-- start of Available data --
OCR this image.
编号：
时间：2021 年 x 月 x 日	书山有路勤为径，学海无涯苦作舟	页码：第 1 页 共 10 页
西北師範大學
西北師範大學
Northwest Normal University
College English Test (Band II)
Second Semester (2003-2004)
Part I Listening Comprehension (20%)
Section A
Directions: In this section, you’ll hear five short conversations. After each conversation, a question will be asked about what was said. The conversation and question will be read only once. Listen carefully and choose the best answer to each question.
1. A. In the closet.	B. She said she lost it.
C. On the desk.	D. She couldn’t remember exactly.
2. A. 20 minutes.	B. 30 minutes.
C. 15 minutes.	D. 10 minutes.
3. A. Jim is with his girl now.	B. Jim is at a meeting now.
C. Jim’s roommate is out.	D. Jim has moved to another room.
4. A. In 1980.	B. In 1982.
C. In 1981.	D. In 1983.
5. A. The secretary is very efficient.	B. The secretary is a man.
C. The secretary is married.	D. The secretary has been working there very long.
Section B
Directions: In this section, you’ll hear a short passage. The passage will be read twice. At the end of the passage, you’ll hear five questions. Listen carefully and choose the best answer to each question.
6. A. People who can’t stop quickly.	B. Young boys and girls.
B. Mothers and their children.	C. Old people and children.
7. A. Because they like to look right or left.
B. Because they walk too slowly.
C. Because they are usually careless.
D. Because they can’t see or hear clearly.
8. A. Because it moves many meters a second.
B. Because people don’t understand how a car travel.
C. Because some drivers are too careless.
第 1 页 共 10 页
-- end of Available data --
Set task :: Copy out each line of the records that holds the string "question".

Answer for the task ::
Directions: In this section, you’ll hear five short conversations. After each conversation, a question will be asked about what was said. The conversation and question will be read only once. Listen carefully and choose the best answer to each question.
Directions: In this section, you’ll hear a short passage. The passage will be read twice. At the end of the passage, you’ll hear five questions. Listen carefully and choose the best answer to each question.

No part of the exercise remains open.